[Stored records]
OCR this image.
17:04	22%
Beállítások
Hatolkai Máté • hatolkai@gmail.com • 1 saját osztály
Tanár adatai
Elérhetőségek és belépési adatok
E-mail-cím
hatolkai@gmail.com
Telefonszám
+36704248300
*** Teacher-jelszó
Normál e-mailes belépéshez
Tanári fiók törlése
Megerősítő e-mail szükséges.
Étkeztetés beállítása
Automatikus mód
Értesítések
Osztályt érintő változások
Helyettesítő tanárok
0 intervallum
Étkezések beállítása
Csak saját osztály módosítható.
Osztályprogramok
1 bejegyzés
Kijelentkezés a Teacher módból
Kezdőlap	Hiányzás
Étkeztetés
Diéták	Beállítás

**Requirement**
Give all the records again. Match them exactly.

**Finished answer**
OCR this image.
17:04	22%
Beállítások
Hatolkai Máté • hatolkai@gmail.com • 1 saját osztály
Tanár adatai
Elérhetőségek és belépési adatok
E-mail-cím
hatolkai@gmail.com
Telefonszám
+36704248300
*** Teacher-jelszó
Normál e-mailes belépéshez
Tanári fiók törlése
Megerősítő e-mail szükséges.
Étkeztetés beállítása
Automatikus mód
Értesítések
Osztályt érintő változások
Helyettesítő tanárok
0 intervallum
Étkezések beállítása
Csak saját osztály módosítható.
Osztályprogramok
1 bejegyzés
Kijelentkezés a Teacher módból
Kezdőlap	Hiányzás
Étkeztetés
Diéták	Beállítás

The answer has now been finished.